**Task goal**
Would you return all of this data exactly, leaving nothing out?
******************************
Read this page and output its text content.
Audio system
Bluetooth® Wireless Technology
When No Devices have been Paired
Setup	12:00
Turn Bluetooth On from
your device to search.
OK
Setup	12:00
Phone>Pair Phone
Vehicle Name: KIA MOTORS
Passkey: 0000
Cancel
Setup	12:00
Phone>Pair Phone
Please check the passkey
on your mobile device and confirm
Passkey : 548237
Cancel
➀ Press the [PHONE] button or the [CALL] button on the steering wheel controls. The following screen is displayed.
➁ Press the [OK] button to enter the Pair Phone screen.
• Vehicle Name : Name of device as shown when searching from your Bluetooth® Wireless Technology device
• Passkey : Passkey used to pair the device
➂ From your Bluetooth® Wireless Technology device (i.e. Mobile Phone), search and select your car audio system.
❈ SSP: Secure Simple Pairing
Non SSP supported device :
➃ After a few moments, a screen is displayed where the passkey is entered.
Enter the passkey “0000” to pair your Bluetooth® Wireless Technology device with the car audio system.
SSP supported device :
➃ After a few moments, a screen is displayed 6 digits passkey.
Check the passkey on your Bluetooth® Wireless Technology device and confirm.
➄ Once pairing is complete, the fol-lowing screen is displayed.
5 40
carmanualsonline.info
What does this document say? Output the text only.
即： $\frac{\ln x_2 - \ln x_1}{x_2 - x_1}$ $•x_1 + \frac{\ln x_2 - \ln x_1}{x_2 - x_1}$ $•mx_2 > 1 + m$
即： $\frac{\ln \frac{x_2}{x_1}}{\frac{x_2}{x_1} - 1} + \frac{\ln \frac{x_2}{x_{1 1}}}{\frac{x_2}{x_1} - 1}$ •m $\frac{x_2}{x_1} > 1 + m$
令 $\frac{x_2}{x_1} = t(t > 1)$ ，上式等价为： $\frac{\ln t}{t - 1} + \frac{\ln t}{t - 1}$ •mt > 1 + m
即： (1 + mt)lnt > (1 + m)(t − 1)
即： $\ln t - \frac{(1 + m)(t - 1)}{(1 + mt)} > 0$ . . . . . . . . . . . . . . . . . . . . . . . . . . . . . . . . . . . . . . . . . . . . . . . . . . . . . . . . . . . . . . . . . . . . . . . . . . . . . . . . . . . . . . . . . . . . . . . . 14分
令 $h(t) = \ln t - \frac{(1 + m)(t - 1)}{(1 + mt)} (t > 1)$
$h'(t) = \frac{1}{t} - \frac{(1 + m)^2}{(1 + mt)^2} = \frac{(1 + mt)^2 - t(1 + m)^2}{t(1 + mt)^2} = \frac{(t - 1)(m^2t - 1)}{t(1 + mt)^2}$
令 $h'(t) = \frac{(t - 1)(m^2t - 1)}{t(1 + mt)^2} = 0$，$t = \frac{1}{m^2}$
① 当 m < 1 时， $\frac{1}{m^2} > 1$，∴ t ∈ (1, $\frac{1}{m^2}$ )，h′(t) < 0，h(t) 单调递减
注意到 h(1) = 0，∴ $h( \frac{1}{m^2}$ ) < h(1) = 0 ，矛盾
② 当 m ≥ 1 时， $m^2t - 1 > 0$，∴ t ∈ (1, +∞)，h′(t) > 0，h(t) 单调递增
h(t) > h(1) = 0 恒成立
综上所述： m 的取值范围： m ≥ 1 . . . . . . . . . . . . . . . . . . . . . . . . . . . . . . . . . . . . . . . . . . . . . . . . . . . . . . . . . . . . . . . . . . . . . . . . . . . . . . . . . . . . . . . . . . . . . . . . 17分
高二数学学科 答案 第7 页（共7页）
******************************
**Problem solution**
Read this page and output its text content.
Audio system
Bluetooth® Wireless Technology
When No Devices have been Paired
Setup	12:00
Turn Bluetooth On from
your device to search.
OK
Setup	12:00
Phone>Pair Phone
Vehicle Name: KIA MOTORS
Passkey: 0000
Cancel
Setup	12:00
Phone>Pair Phone
Please check the passkey
on your mobile device and confirm
Passkey : 548237
Cancel
➀ Press the [PHONE] button or the [CALL] button on the steering wheel controls. The following screen is displayed.
➁ Press the [OK] button to enter the Pair Phone screen.
• Vehicle Name : Name of device as shown when searching from your Bluetooth® Wireless Technology device
• Passkey : Passkey used to pair the device
➂ From your Bluetooth® Wireless Technology device (i.e. Mobile Phone), search and select your car audio system.
❈ SSP: Secure Simple Pairing
Non SSP supported device :
➃ After a few moments, a screen is displayed where the passkey is entered.
Enter the passkey “0000” to pair your Bluetooth® Wireless Technology device with the car audio system.
SSP supported device :
➃ After a few moments, a screen is displayed 6 digits passkey.
Check the passkey on your Bluetooth® Wireless Technology device and confirm.
➄ Once pairing is complete, the fol-lowing screen is displayed.
5 40
carmanualsonline.info
What does this document say? Output the text only.
即： $\frac{\ln x_2 - \ln x_1}{x_2 - x_1}$ $•x_1 + \frac{\ln x_2 - \ln x_1}{x_2 - x_1}$ $•mx_2 > 1 + m$
即： $\frac{\ln \frac{x_2}{x_1}}{\frac{x_2}{x_1} - 1} + \frac{\ln \frac{x_2}{x_{1 1}}}{\frac{x_2}{x_1} - 1}$ •m $\frac{x_2}{x_1} > 1 + m$
令 $\frac{x_2}{x_1} = t(t > 1)$ ，上式等价为： $\frac{\ln t}{t - 1} + \frac{\ln t}{t - 1}$ •mt > 1 + m
即： (1 + mt)lnt > (1 + m)(t − 1)
即： $\ln t - \frac{(1 + m)(t - 1)}{(1 + mt)} > 0$ . . . . . . . . . . . . . . . . . . . . . . . . . . . . . . . . . . . . . . . . . . . . . . . . . . . . . . . . . . . . . . . . . . . . . . . . . . . . . . . . . . . . . . . . . . . . . . . . 14分
令 $h(t) = \ln t - \frac{(1 + m)(t - 1)}{(1 + mt)} (t > 1)$
$h'(t) = \frac{1}{t} - \frac{(1 + m)^2}{(1 + mt)^2} = \frac{(1 + mt)^2 - t(1 + m)^2}{t(1 + mt)^2} = \frac{(t - 1)(m^2t - 1)}{t(1 + mt)^2}$
令 $h'(t) = \frac{(t - 1)(m^2t - 1)}{t(1 + mt)^2} = 0$，$t = \frac{1}{m^2}$
① 当 m < 1 时， $\frac{1}{m^2} > 1$，∴ t ∈ (1, $\frac{1}{m^2}$ )，h′(t) < 0，h(t) 单调递减
注意到 h(1) = 0，∴ $h( \frac{1}{m^2}$ ) < h(1) = 0 ，矛盾
② 当 m ≥ 1 时， $m^2t - 1 > 0$，∴ t ∈ (1, +∞)，h′(t) > 0，h(t) 单调递增
h(t) > h(1) = 0 恒成立
综上所述： m 的取值范围： m ≥ 1 . . . . . . . . . . . . . . . . . . . . . . . . . . . . . . . . . . . . . . . . . . . . . . . . . . . . . . . . . . . . . . . . . . . . . . . . . . . . . . . . . . . . . . . . . . . . . . . . 17分
高二数学学科 答案 第7 页（共7页）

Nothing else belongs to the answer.